## What you are asked to do
In the data, extract each line that holds the string "subtitle".
*** Source data
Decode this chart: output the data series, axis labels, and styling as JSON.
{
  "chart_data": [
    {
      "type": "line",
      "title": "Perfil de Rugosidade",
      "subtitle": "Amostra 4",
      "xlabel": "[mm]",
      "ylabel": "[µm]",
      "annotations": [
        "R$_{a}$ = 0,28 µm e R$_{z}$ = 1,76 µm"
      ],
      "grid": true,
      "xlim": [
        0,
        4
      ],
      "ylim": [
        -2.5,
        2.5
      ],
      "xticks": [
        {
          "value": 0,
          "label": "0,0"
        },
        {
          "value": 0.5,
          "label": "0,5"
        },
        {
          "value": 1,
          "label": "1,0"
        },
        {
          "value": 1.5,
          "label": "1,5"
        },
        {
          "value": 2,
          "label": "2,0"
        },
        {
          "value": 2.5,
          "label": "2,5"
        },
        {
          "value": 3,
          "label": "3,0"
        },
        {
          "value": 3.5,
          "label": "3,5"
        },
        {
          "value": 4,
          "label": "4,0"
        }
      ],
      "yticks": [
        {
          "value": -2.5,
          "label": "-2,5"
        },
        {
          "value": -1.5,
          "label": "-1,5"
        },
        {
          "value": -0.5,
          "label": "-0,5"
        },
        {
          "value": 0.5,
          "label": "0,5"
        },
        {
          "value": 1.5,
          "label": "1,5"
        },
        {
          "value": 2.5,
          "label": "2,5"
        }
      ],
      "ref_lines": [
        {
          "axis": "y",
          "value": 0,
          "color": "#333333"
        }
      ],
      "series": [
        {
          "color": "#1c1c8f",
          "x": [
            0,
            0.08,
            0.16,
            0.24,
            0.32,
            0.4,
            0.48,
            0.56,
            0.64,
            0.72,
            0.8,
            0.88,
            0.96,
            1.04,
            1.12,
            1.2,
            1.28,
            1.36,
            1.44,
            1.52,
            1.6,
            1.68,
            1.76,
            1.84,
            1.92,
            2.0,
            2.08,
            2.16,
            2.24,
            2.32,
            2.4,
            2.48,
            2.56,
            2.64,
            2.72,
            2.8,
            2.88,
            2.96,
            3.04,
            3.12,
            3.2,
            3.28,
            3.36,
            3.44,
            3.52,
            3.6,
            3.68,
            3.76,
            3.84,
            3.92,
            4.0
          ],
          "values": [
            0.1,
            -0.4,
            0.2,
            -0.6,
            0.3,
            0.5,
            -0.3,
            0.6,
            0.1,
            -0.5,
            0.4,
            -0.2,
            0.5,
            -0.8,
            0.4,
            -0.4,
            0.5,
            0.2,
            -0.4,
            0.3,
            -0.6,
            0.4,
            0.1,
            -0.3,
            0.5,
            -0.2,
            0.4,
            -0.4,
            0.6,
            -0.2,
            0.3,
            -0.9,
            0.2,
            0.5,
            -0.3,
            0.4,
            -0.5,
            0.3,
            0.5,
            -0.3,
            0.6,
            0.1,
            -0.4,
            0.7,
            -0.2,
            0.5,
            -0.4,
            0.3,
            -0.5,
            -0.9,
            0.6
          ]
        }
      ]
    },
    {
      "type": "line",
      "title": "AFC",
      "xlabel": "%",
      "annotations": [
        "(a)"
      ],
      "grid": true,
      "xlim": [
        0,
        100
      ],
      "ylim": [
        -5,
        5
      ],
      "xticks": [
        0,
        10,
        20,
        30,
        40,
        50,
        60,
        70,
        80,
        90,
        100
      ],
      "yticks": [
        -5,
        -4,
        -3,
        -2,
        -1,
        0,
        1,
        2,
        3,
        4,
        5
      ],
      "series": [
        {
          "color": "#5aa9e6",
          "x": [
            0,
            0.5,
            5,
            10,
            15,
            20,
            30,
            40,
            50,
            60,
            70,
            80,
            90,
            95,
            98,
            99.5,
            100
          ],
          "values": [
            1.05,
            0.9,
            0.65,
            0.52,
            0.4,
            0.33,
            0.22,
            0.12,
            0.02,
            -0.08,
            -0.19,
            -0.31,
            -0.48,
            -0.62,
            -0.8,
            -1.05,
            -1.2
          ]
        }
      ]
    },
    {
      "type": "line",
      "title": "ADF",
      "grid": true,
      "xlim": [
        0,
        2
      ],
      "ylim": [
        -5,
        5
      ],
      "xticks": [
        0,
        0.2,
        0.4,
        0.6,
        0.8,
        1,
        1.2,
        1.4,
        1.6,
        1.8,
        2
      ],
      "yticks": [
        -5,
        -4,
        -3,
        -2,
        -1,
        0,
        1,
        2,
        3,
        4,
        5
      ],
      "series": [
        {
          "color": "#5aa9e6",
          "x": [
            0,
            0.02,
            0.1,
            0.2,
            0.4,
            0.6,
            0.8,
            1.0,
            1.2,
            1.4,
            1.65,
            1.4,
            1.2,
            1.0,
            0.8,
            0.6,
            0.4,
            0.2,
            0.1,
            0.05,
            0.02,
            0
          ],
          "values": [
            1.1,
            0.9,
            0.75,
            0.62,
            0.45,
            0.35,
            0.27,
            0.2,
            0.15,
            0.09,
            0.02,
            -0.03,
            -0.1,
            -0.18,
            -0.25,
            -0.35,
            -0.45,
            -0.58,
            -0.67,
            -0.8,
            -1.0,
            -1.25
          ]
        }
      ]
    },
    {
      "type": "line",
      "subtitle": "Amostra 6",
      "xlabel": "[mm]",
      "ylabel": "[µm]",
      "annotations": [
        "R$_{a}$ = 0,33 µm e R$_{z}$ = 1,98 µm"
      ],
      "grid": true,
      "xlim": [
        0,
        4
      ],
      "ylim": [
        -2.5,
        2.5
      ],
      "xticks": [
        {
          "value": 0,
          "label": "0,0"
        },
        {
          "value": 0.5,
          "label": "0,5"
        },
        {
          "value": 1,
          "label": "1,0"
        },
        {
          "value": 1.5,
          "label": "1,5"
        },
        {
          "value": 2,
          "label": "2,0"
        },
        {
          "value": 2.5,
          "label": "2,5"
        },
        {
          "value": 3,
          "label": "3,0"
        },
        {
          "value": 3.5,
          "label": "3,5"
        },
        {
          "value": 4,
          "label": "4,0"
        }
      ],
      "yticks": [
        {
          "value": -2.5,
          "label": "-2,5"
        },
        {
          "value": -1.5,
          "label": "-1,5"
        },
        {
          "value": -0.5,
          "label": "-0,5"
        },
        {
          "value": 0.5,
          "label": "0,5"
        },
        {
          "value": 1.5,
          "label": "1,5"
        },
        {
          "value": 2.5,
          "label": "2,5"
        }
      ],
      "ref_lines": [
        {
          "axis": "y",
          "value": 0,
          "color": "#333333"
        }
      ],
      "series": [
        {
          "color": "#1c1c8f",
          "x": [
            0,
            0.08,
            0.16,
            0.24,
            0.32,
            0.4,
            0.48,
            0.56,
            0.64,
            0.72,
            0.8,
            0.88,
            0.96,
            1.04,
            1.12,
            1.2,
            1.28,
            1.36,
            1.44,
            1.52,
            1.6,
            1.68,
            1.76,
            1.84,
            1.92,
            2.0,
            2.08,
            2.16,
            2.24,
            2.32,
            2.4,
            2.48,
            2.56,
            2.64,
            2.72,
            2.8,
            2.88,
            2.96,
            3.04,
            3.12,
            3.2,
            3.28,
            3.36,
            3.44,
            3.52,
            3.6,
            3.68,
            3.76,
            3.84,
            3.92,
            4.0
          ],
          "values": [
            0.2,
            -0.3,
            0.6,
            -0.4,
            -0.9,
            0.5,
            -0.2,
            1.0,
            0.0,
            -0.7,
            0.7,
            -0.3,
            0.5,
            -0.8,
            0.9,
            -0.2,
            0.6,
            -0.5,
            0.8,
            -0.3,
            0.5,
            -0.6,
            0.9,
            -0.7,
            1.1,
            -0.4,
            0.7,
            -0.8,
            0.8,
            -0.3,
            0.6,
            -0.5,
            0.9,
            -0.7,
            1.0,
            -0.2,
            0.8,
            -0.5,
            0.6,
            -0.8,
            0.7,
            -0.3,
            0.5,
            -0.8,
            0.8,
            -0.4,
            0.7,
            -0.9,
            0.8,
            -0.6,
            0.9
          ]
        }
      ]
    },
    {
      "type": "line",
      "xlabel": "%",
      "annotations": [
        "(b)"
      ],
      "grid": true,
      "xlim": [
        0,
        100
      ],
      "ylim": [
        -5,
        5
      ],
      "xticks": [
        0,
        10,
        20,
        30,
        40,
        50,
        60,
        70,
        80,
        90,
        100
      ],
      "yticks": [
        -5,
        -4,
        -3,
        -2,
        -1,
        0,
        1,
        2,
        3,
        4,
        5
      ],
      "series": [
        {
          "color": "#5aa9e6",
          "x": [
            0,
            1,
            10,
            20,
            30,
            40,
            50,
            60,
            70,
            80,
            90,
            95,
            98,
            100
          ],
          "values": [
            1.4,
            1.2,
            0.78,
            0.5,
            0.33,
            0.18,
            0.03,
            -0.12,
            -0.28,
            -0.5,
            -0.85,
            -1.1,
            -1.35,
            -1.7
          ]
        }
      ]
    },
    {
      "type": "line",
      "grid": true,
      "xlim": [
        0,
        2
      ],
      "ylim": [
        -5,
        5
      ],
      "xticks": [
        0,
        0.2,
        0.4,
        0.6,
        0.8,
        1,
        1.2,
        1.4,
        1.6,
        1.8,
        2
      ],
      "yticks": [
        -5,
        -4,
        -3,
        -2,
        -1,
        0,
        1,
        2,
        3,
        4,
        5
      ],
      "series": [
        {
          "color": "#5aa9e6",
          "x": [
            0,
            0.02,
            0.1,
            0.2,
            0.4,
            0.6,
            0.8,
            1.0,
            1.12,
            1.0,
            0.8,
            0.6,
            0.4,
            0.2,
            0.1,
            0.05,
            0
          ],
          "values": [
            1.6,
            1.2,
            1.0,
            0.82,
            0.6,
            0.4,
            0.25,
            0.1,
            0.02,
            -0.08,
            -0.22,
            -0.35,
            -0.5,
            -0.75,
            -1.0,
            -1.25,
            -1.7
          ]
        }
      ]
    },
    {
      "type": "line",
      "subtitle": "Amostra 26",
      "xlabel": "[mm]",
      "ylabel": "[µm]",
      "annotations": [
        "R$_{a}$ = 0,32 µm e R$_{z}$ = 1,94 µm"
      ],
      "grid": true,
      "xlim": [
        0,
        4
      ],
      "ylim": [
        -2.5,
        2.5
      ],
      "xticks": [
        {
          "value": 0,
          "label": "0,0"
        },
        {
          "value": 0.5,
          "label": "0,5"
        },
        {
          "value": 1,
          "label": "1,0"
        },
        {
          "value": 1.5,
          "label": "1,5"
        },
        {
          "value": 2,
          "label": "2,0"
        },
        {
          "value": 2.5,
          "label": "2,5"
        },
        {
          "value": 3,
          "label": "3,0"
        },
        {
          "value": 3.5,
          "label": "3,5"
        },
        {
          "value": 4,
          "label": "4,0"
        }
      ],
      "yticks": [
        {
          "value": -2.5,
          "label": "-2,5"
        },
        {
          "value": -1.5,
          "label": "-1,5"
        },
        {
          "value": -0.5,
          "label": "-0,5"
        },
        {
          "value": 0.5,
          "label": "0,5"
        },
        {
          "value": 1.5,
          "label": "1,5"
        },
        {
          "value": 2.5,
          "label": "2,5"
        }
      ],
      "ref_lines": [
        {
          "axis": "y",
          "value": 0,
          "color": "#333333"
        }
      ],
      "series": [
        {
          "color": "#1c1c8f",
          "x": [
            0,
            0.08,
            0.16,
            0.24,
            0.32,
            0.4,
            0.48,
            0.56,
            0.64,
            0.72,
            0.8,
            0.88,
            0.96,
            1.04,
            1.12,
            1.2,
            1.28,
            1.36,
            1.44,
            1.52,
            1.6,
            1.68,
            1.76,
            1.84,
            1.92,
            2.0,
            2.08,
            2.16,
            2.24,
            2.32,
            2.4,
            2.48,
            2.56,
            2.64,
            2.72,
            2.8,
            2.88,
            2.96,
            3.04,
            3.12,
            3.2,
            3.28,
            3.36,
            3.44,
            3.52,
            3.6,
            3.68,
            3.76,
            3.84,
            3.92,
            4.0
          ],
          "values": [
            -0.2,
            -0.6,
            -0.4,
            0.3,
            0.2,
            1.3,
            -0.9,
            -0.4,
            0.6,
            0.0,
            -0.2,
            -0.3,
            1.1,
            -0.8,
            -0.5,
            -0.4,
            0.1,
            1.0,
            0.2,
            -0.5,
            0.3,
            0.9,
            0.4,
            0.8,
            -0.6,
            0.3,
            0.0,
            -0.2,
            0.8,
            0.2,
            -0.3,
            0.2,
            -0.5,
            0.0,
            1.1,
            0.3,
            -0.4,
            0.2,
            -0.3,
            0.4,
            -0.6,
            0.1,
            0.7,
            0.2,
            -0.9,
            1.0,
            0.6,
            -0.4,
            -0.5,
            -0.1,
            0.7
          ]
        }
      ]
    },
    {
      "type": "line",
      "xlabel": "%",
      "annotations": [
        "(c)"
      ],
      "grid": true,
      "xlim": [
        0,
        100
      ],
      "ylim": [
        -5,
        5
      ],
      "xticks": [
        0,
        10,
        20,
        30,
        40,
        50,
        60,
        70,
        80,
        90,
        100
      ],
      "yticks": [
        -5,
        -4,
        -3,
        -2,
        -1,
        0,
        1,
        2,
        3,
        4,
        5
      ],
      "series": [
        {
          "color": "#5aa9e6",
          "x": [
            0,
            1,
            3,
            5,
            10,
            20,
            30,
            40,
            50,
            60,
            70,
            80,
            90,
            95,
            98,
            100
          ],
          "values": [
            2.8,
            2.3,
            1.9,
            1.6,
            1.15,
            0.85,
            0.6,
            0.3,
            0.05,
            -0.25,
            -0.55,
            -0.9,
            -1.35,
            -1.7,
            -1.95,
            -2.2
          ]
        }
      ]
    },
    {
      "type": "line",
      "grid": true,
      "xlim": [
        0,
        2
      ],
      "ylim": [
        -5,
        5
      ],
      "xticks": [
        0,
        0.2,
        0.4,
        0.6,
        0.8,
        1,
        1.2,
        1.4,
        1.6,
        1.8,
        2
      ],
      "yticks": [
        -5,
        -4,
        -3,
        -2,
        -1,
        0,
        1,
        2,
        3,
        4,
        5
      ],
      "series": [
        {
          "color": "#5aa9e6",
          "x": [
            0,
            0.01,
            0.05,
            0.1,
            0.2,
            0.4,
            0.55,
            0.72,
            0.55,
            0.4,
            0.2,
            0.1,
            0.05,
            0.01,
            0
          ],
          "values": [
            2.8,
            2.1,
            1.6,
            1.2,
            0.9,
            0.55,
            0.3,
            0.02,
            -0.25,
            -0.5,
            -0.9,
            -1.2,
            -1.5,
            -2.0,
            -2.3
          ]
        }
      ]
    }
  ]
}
******
## Response to the task
      "subtitle": "Amostra 4",
      "subtitle": "Amostra 6",
      "subtitle": "Amostra 26",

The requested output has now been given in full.